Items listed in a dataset
┏━━

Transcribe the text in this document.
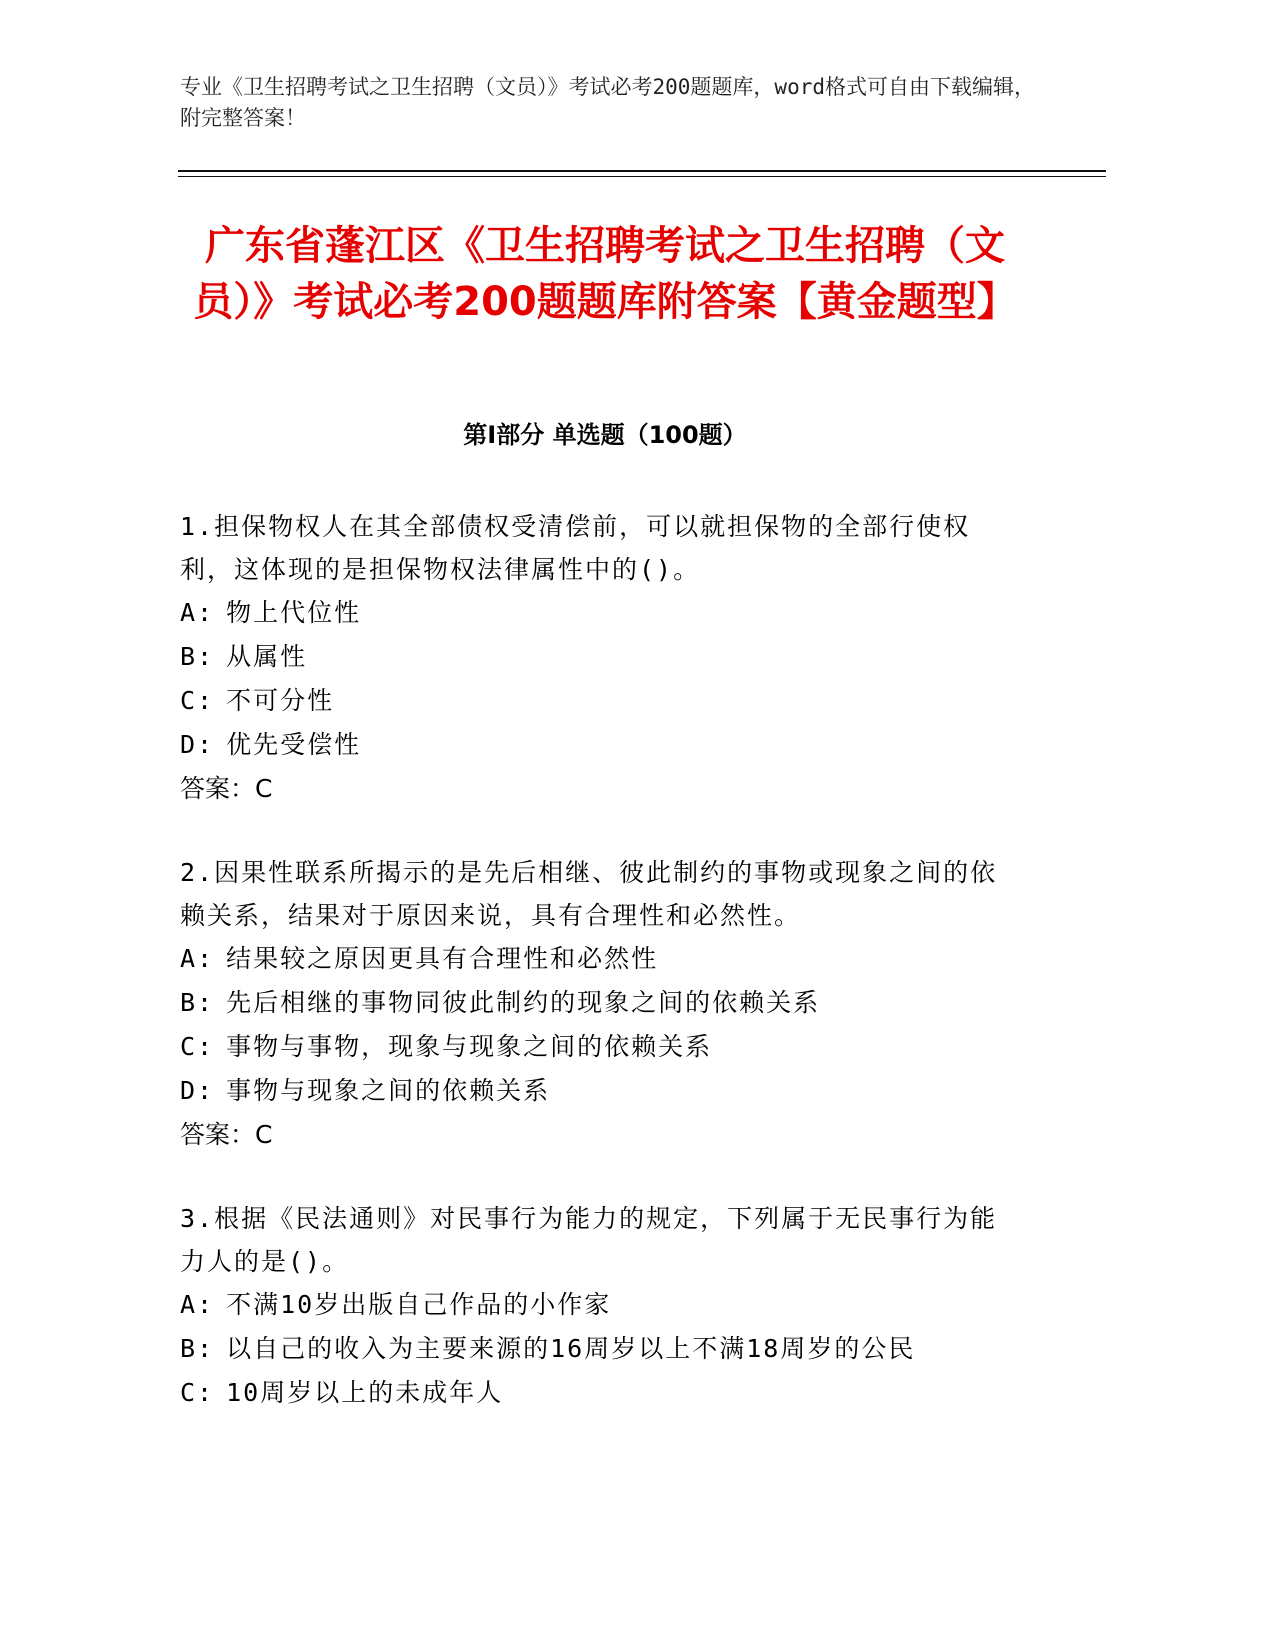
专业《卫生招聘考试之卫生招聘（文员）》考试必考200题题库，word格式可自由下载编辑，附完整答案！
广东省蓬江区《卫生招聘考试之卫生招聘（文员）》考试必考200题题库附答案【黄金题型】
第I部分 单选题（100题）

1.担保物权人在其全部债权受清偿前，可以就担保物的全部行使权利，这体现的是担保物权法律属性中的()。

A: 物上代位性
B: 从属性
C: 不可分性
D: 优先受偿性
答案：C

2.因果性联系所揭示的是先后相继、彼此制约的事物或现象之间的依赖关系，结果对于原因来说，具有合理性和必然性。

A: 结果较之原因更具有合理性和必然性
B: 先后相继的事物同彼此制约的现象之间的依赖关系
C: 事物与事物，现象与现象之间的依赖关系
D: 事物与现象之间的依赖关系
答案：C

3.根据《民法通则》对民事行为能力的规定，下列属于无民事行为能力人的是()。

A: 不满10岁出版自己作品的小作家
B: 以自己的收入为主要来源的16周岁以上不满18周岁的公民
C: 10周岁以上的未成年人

┗━━
┏━━

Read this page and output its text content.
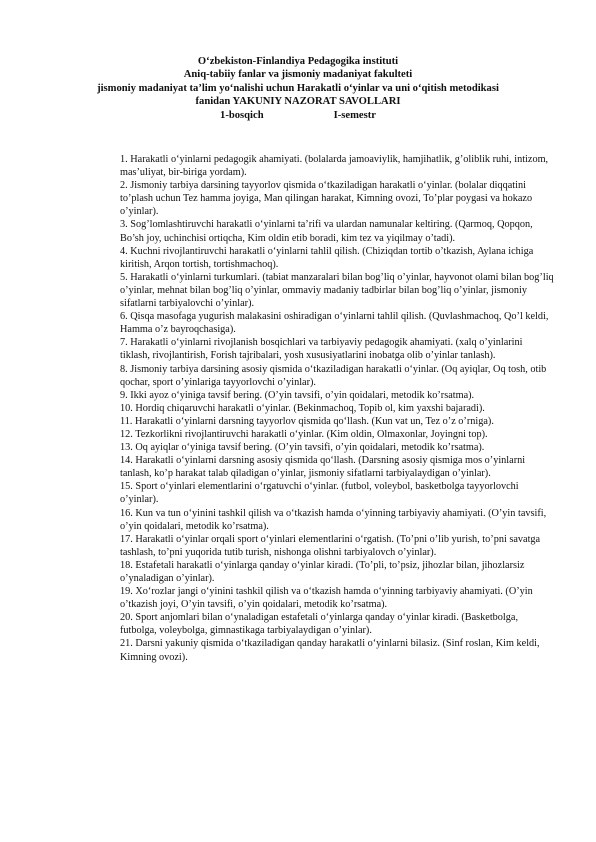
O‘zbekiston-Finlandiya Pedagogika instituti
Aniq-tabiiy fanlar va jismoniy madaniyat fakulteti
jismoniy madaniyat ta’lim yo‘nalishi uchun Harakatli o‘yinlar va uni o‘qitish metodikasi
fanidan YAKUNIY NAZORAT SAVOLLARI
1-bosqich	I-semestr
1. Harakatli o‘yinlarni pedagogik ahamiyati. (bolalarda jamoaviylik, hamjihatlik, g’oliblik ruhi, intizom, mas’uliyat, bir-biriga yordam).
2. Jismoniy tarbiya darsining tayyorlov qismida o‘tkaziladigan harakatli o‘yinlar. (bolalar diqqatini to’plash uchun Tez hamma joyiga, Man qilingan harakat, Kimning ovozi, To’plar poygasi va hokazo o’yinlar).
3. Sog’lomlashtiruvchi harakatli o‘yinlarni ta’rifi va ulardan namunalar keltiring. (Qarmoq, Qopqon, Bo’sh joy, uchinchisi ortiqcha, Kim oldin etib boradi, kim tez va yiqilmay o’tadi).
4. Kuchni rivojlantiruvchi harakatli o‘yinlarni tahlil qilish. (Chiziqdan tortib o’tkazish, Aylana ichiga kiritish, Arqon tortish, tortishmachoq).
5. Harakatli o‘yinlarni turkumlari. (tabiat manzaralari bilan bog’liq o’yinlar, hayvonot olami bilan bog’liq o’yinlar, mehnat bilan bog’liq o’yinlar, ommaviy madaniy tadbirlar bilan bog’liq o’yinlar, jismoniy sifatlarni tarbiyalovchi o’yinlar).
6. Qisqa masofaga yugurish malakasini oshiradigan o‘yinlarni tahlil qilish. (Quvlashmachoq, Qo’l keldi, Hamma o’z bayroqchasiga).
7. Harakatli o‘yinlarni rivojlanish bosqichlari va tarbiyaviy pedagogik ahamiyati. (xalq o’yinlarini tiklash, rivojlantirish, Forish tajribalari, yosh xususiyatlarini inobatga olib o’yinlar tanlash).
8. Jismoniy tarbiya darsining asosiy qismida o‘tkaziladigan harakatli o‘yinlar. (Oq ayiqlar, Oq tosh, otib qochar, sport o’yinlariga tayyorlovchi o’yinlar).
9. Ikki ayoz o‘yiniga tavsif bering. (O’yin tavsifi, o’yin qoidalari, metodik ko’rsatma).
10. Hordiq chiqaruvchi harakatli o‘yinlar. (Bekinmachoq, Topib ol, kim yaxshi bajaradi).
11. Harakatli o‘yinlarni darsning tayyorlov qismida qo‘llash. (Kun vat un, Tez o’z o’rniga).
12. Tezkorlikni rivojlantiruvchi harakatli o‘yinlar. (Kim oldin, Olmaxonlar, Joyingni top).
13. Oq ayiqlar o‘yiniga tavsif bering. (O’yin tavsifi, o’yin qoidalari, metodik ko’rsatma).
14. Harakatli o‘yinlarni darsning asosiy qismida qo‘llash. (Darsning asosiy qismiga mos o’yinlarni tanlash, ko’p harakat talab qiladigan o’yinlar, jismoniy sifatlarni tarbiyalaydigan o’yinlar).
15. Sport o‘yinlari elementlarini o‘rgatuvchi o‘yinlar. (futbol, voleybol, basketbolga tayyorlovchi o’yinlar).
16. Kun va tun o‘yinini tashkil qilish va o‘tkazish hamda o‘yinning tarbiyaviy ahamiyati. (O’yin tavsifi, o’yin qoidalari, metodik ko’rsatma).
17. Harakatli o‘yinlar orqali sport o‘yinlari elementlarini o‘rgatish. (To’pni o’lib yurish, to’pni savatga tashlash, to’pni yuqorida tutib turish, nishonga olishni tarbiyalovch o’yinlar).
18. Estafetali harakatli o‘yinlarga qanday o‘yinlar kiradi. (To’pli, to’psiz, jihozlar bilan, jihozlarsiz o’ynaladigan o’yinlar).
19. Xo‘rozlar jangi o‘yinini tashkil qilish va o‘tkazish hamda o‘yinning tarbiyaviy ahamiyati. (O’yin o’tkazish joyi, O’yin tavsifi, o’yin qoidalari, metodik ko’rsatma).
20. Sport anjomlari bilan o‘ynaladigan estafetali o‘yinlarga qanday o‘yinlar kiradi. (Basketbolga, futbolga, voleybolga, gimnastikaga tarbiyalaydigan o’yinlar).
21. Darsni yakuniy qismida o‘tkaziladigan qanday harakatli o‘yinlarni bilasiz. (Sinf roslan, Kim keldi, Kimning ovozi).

┗━━

STATED GOAL =
Find the lines of the material that hold the word "text" and report their count alone.

TASK SOLUTION =
2